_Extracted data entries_
____
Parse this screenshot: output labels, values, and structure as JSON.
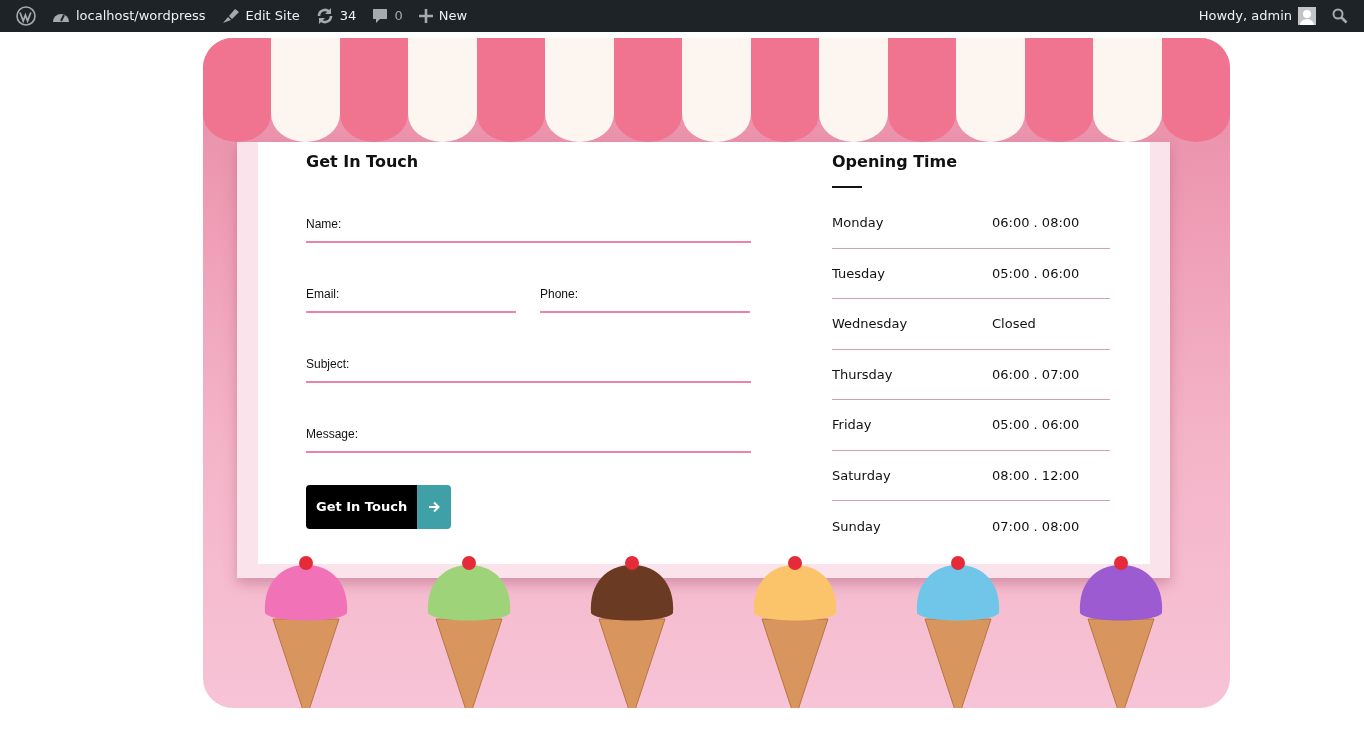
{
  "admin_bar": {
    "site": "localhost/wordpress",
    "edit": "Edit Site",
    "updates": "34",
    "comments": "0",
    "new": "New",
    "greeting": "Howdy, admin"
  },
  "contact": {
    "title": "Get In Touch",
    "fields": [
      {
        "kind": "full",
        "placeholder": "Name:"
      },
      {
        "kind": "half",
        "placeholder": "Email:"
      },
      {
        "kind": "half",
        "placeholder": "Phone:"
      },
      {
        "kind": "full",
        "placeholder": "Subject:"
      },
      {
        "kind": "full",
        "placeholder": "Message:"
      }
    ],
    "button": "Get In Touch"
  },
  "hours": {
    "title": "Opening Time",
    "rows": [
      {
        "day": "Monday",
        "time": "06:00 . 08:00"
      },
      {
        "day": "Tuesday",
        "time": "05:00 . 06:00"
      },
      {
        "day": "Wednesday",
        "time": "Closed"
      },
      {
        "day": "Thursday",
        "time": "06:00 . 07:00"
      },
      {
        "day": "Friday",
        "time": "05:00 . 06:00"
      },
      {
        "day": "Saturday",
        "time": "08:00 . 12:00"
      },
      {
        "day": "Sunday",
        "time": "07:00 . 08:00"
      }
    ]
  },
  "cones": [
    {
      "color": "#f272b8"
    },
    {
      "color": "#9fd37a"
    },
    {
      "color": "#6b3a22"
    },
    {
      "color": "#fbc46a"
    },
    {
      "color": "#6fc6e8"
    },
    {
      "color": "#9c5bd0"
    }
  ]
}
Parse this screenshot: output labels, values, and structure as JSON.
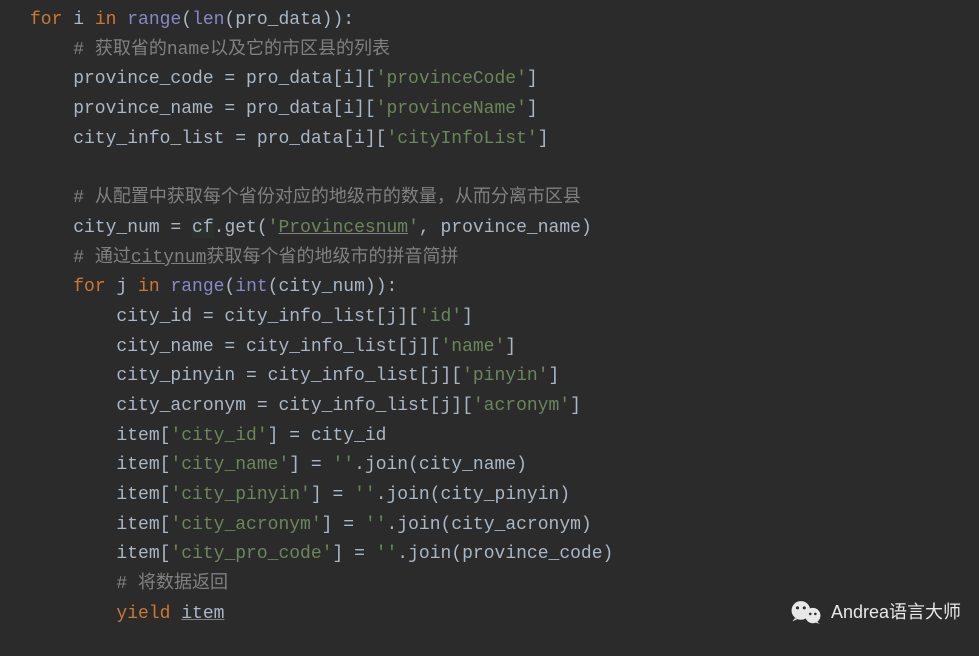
{
  "code": {
    "l1": {
      "a": "for",
      "b": " i ",
      "c": "in",
      "d": " ",
      "e": "range",
      "f": "(",
      "g": "len",
      "h": "(pro_data)):"
    },
    "l2": {
      "a": "    ",
      "b": "# 获取省的name以及它的市区县的列表"
    },
    "l3": {
      "a": "    province_code = pro_data[i][",
      "b": "'provinceCode'",
      "c": "]"
    },
    "l4": {
      "a": "    province_name = pro_data[i][",
      "b": "'provinceName'",
      "c": "]"
    },
    "l5": {
      "a": "    city_info_list = pro_data[i][",
      "b": "'cityInfoList'",
      "c": "]"
    },
    "blank1": " ",
    "l6": {
      "a": "    ",
      "b": "# 从配置中获取每个省份对应的地级市的数量，从而分离市区县"
    },
    "l7": {
      "a": "    city_num = ",
      "b": "cf",
      "c": ".get(",
      "d": "'",
      "e": "Provincesnum",
      "f": "'",
      "g": ", ",
      "h": "province_name)"
    },
    "l8": {
      "a": "    ",
      "b": "# 通过",
      "c": "citynum",
      "d": "获取每个省的地级市的拼音简拼"
    },
    "l9": {
      "a": "    ",
      "b": "for",
      "c": " j ",
      "d": "in",
      "e": " ",
      "f": "range",
      "g": "(",
      "h": "int",
      "i": "(city_num)):"
    },
    "l10": {
      "a": "        city_id = city_info_list[j][",
      "b": "'id'",
      "c": "]"
    },
    "l11": {
      "a": "        city_name = city_info_list[j][",
      "b": "'name'",
      "c": "]"
    },
    "l12": {
      "a": "        city_pinyin = city_info_list[j][",
      "b": "'pinyin'",
      "c": "]"
    },
    "l13": {
      "a": "        city_acronym = city_info_list[j][",
      "b": "'acronym'",
      "c": "]"
    },
    "l14": {
      "a": "        item[",
      "b": "'city_id'",
      "c": "] = city_id"
    },
    "l15": {
      "a": "        item[",
      "b": "'city_name'",
      "c": "] = ",
      "d": "''",
      "e": ".join(city_name)"
    },
    "l16": {
      "a": "        item[",
      "b": "'city_pinyin'",
      "c": "] = ",
      "d": "''",
      "e": ".join(city_pinyin)"
    },
    "l17": {
      "a": "        item[",
      "b": "'city_acronym'",
      "c": "] = ",
      "d": "''",
      "e": ".join(city_acronym)"
    },
    "l18": {
      "a": "        item[",
      "b": "'city_pro_code'",
      "c": "] = ",
      "d": "''",
      "e": ".join(province_code)"
    },
    "l19": {
      "a": "        ",
      "b": "# 将数据返回"
    },
    "l20": {
      "a": "        ",
      "b": "yield",
      "c": " ",
      "d": "item"
    }
  },
  "watermark": {
    "text": "Andrea语言大师"
  }
}
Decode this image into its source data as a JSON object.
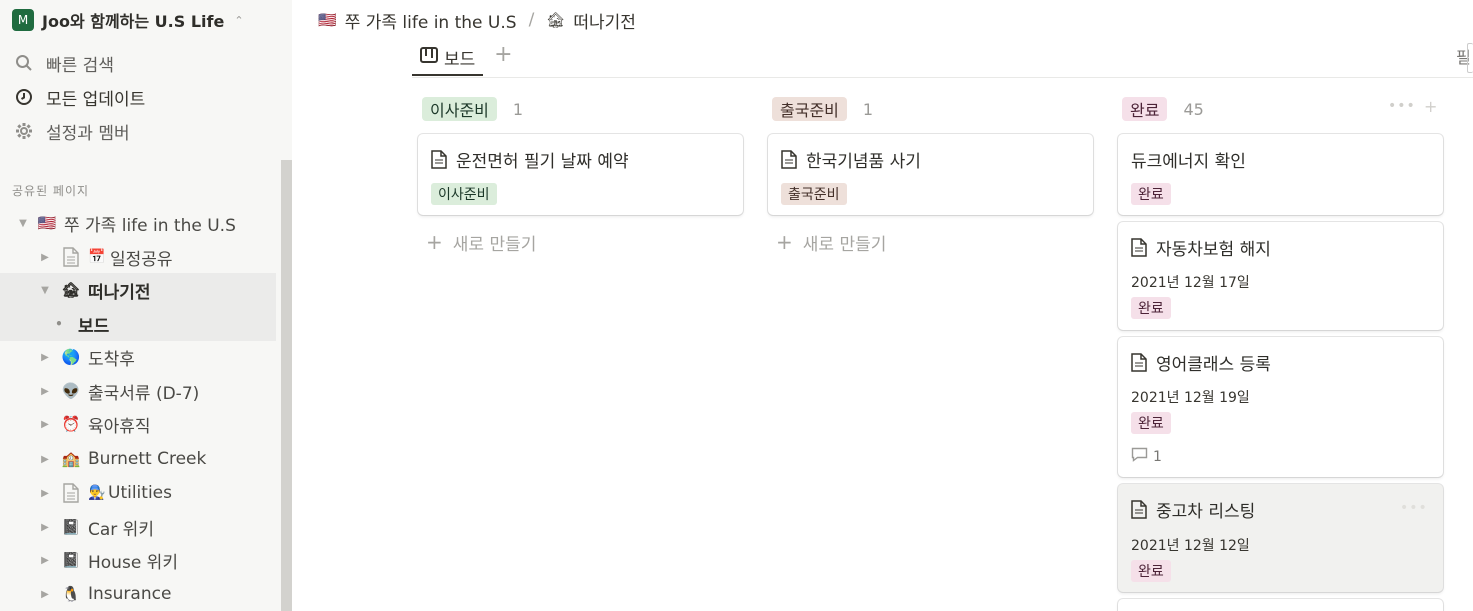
{
  "workspace": {
    "initial": "M",
    "name": "Joo와 함께하는 U.S Life"
  },
  "sidebar": {
    "quick": [
      {
        "label": "빠른 검색",
        "icon": "search-icon"
      },
      {
        "label": "모든 업데이트",
        "icon": "clock-icon"
      },
      {
        "label": "설정과 멤버",
        "icon": "gear-icon"
      }
    ],
    "section_label": "공유된 페이지",
    "tree": [
      {
        "label": "쭈 가족 life in the U.S",
        "emoji": "🇺🇸",
        "icon": "us-flag-icon",
        "caret": "▼"
      },
      {
        "label": "일정공유",
        "emoji": "📄📅",
        "icon": "calendar-page-icon",
        "caret": "▶"
      },
      {
        "label": "떠나기전",
        "emoji": "🏚",
        "icon": "house-icon",
        "caret": "▼"
      },
      {
        "label": "보드",
        "emoji": "•",
        "icon": "bullet-icon",
        "caret": ""
      },
      {
        "label": "도착후",
        "emoji": "🌎",
        "icon": "globe-icon",
        "caret": "▶"
      },
      {
        "label": "출국서류 (D-7)",
        "emoji": "👽",
        "icon": "alien-icon",
        "caret": "▶"
      },
      {
        "label": "육아휴직",
        "emoji": "⏰",
        "icon": "alarm-clock-icon",
        "caret": "▶"
      },
      {
        "label": "Burnett Creek",
        "emoji": "🏫",
        "icon": "school-icon",
        "caret": "▶"
      },
      {
        "label": "Utilities",
        "emoji": "📄👨‍🔧",
        "icon": "mechanic-page-icon",
        "caret": "▶"
      },
      {
        "label": "Car 위키",
        "emoji": "📓",
        "icon": "notebook-icon",
        "caret": "▶"
      },
      {
        "label": "House 위키",
        "emoji": "📓",
        "icon": "notebook-icon",
        "caret": "▶"
      },
      {
        "label": "Insurance",
        "emoji": "🐧",
        "icon": "penguin-icon",
        "caret": "▶"
      }
    ]
  },
  "breadcrumb": {
    "parent": {
      "label": "쭈 가족 life in the U.S",
      "emoji": "🇺🇸"
    },
    "separator": "/",
    "current": {
      "label": "떠나기전",
      "emoji": "🏚"
    }
  },
  "tabs": {
    "board_label": "보드",
    "add": "+",
    "filter_label": "필"
  },
  "board": {
    "new_label": "새로 만들기",
    "columns": [
      {
        "label": "이사준비",
        "count": "1",
        "color": "#dbeddb",
        "cards": [
          {
            "title": "운전면허 필기 날짜 예약",
            "date": "",
            "tag": "이사준비",
            "comments": ""
          }
        ]
      },
      {
        "label": "출국준비",
        "count": "1",
        "color": "#eee0da",
        "cards": [
          {
            "title": "한국기념품 사기",
            "date": "",
            "tag": "출국준비",
            "comments": ""
          }
        ]
      },
      {
        "label": "완료",
        "count": "45",
        "color": "#f5e0e9",
        "cards": [
          {
            "title": "듀크에너지 확인",
            "date": "",
            "tag": "완료",
            "comments": ""
          },
          {
            "title": "자동차보험 해지",
            "date": "2021년 12월 17일",
            "tag": "완료",
            "comments": ""
          },
          {
            "title": "영어클래스 등록",
            "date": "2021년 12월 19일",
            "tag": "완료",
            "comments": "1"
          },
          {
            "title": "중고차 리스팅",
            "date": "2021년 12월 12일",
            "tag": "완료",
            "comments": ""
          }
        ]
      }
    ]
  }
}
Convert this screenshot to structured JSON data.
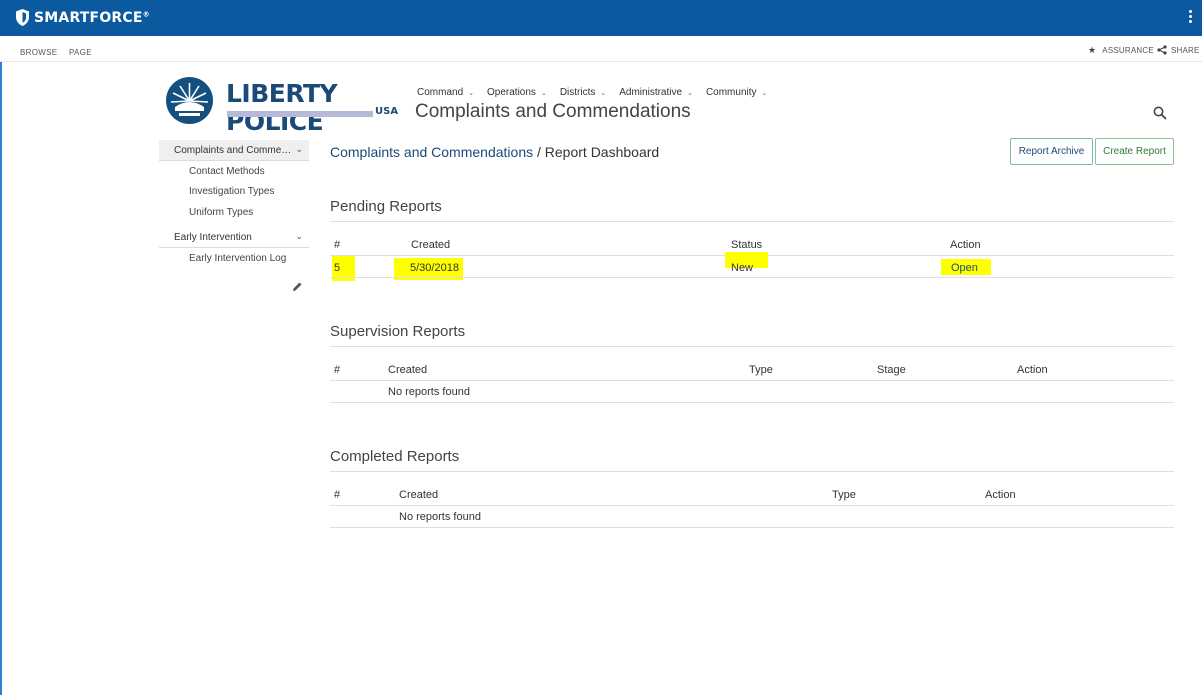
{
  "suite": {
    "brand": "SMARTFORCE",
    "trademark": "®"
  },
  "ribbon": {
    "tabs": [
      "BROWSE",
      "PAGE"
    ],
    "assurance": "ASSURANCE",
    "share": "SHARE"
  },
  "logo": {
    "title": "LIBERTY POLICE",
    "sub": "USA"
  },
  "topnav": {
    "items": [
      {
        "label": "Command"
      },
      {
        "label": "Operations"
      },
      {
        "label": "Districts"
      },
      {
        "label": "Administrative"
      },
      {
        "label": "Community"
      }
    ]
  },
  "site_title": "Complaints and Commendations",
  "quicklaunch": {
    "groups": [
      {
        "label": "Complaints and Comme…",
        "items": [
          "Contact Methods",
          "Investigation Types",
          "Uniform Types"
        ]
      },
      {
        "label": "Early Intervention",
        "items": [
          "Early Intervention Log"
        ]
      }
    ]
  },
  "breadcrumb": {
    "link": "Complaints and Commendations",
    "separator": " / ",
    "current": "Report Dashboard"
  },
  "buttons": {
    "archive": "Report Archive",
    "create": "Create Report"
  },
  "pending": {
    "title": "Pending Reports",
    "headers": [
      "#",
      "Created",
      "Status",
      "Action"
    ],
    "rows": [
      {
        "num": "5",
        "created": "5/30/2018",
        "status": "New",
        "action": "Open"
      }
    ]
  },
  "supervision": {
    "title": "Supervision Reports",
    "headers": [
      "#",
      "Created",
      "Type",
      "Stage",
      "Action"
    ],
    "empty": "No reports found"
  },
  "completed": {
    "title": "Completed Reports",
    "headers": [
      "#",
      "Created",
      "Type",
      "Action"
    ],
    "empty": "No reports found"
  },
  "colors": {
    "suitebar": "#0b5aa0",
    "brand_blue": "#1a4a78",
    "highlight": "#ffff00"
  }
}
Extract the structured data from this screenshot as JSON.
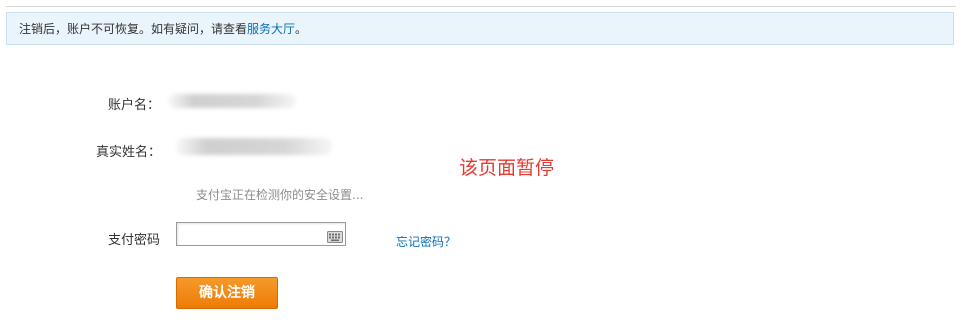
{
  "notice": {
    "text": "注销后，账户不可恢复。如有疑问，请查看",
    "link": "服务大厅",
    "end": "。"
  },
  "form": {
    "account_label": "账户名：",
    "realname_label": "真实姓名：",
    "checking_text": "支付宝正在检测你的安全设置...",
    "password_label": "支付密码",
    "password_value": "",
    "forgot_link": "忘记密码？",
    "confirm_label": "确认注销"
  },
  "overlay": {
    "paused_text": "该页面暂停"
  },
  "icons": {
    "keyboard": "keyboard-icon"
  },
  "colors": {
    "notice_bg": "#eaf4fb",
    "link": "#0a6fb5",
    "paused": "#e8392f",
    "button": "#ee7b06"
  }
}
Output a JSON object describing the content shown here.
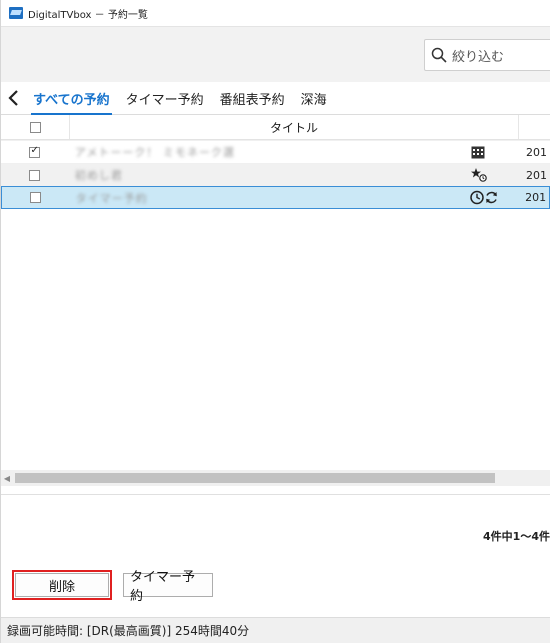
{
  "window": {
    "title": "DigitalTVbox － 予約一覧"
  },
  "search": {
    "placeholder": "絞り込む"
  },
  "tabs": [
    {
      "label": "すべての予約",
      "active": true
    },
    {
      "label": "タイマー予約",
      "active": false
    },
    {
      "label": "番組表予約",
      "active": false
    },
    {
      "label": "深海",
      "active": false
    }
  ],
  "table": {
    "header_title": "タイトル",
    "rows": [
      {
        "checked": true,
        "title": "アメトーーク！ ミモネーク選",
        "icon": "calendar-grid-icon",
        "date": "201"
      },
      {
        "checked": false,
        "title": "初めし君",
        "icon": "star-clock-icon",
        "date": "201"
      },
      {
        "checked": false,
        "title": "タイマー予約",
        "icon": "clock-repeat-icon",
        "date": "201",
        "selected": true
      }
    ]
  },
  "count_text": "4件中1～4件",
  "buttons": {
    "delete": "削除",
    "timer": "タイマー予約"
  },
  "status": {
    "text": "録画可能時間: [DR(最高画質)] 254時間40分"
  },
  "colors": {
    "accent": "#1874cd",
    "selected_row": "#cbe8f6",
    "highlight_box": "#e02020"
  }
}
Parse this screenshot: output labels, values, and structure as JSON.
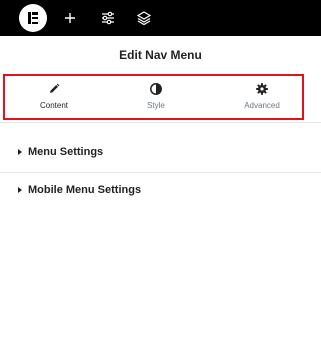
{
  "toolbar": {
    "icons": [
      "elementor-logo-icon",
      "add-icon",
      "sliders-icon",
      "layers-icon"
    ]
  },
  "panel": {
    "title": "Edit Nav Menu"
  },
  "tabs": [
    {
      "label": "Content",
      "icon": "pencil-icon",
      "active": true
    },
    {
      "label": "Style",
      "icon": "contrast-icon",
      "active": false
    },
    {
      "label": "Advanced",
      "icon": "gear-icon",
      "active": false
    }
  ],
  "sections": [
    {
      "label": "Menu Settings"
    },
    {
      "label": "Mobile Menu Settings"
    }
  ],
  "colors": {
    "topbar": "#000000",
    "highlight": "#e0131d",
    "text": "#1f2124",
    "muted": "#6d7882"
  }
}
____
_GIVEN INSTRUCTION_
Your answer should be a single number: the count of lines that contain "clock".

_TASK RESPONSE_
4